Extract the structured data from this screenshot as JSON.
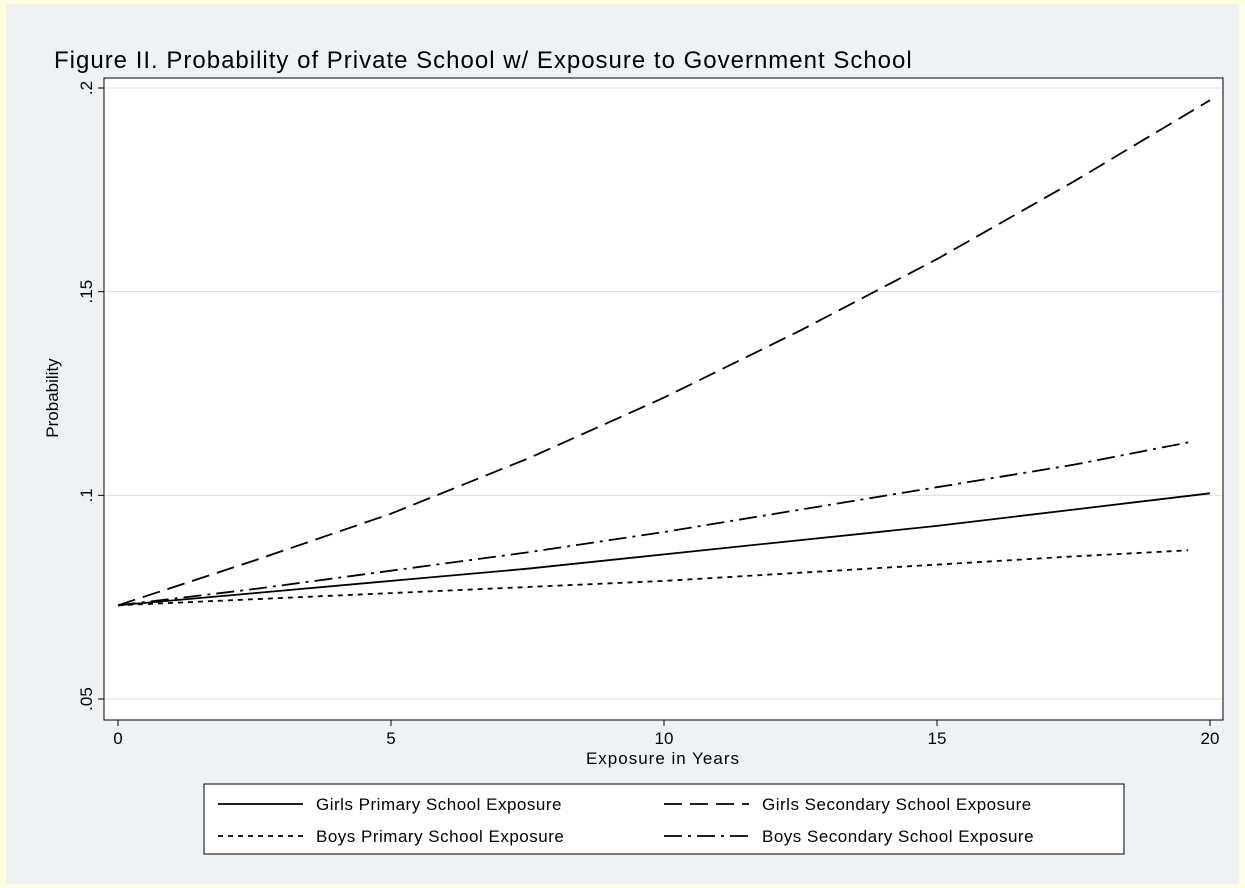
{
  "chart_data": {
    "type": "line",
    "title": "Figure II. Probability of Private School w/ Exposure to Government School",
    "xlabel": "Exposure in Years",
    "ylabel": "Probability",
    "xlim": [
      0,
      20
    ],
    "ylim": [
      0.05,
      0.2
    ],
    "xticks": [
      0,
      5,
      10,
      15,
      20
    ],
    "xtick_labels": [
      "0",
      "5",
      "10",
      "15",
      "20"
    ],
    "yticks": [
      0.05,
      0.1,
      0.15,
      0.2
    ],
    "ytick_labels": [
      ".05",
      ".1",
      ".15",
      ".2"
    ],
    "grid": "horizontal",
    "legend_position": "bottom",
    "series": [
      {
        "name": "Girls Primary School Exposure",
        "style": "solid",
        "x": [
          0,
          2.5,
          5,
          7.5,
          10,
          12.5,
          15,
          17.5,
          20
        ],
        "y": [
          0.073,
          0.076,
          0.079,
          0.082,
          0.0855,
          0.089,
          0.0925,
          0.0965,
          0.1005
        ]
      },
      {
        "name": "Girls Secondary School Exposure",
        "style": "longdash",
        "x": [
          0,
          2.5,
          5,
          7.5,
          10,
          12.5,
          15,
          17.5,
          20
        ],
        "y": [
          0.073,
          0.084,
          0.0955,
          0.109,
          0.124,
          0.1405,
          0.158,
          0.177,
          0.197
        ]
      },
      {
        "name": "Boys Primary School Exposure",
        "style": "shortdash",
        "x": [
          0,
          2.5,
          5,
          7.5,
          10,
          12.5,
          15,
          17.5,
          19.6
        ],
        "y": [
          0.073,
          0.0745,
          0.076,
          0.0775,
          0.079,
          0.081,
          0.083,
          0.085,
          0.0865
        ]
      },
      {
        "name": "Boys Secondary School Exposure",
        "style": "dashdot",
        "x": [
          0,
          2.5,
          5,
          7.5,
          10,
          12.5,
          15,
          17.5,
          19.6
        ],
        "y": [
          0.073,
          0.077,
          0.0815,
          0.086,
          0.091,
          0.0965,
          0.102,
          0.1075,
          0.113
        ]
      }
    ]
  }
}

# [OBJECTIVE]
Extract all lines containing the word "name".

# [SOLUTION FOR THIS EXERCISE]
        "name": "Girls Primary School Exposure",
        "name": "Girls Secondary School Exposure",
        "name": "Boys Primary School Exposure",
        "name": "Boys Secondary School Exposure",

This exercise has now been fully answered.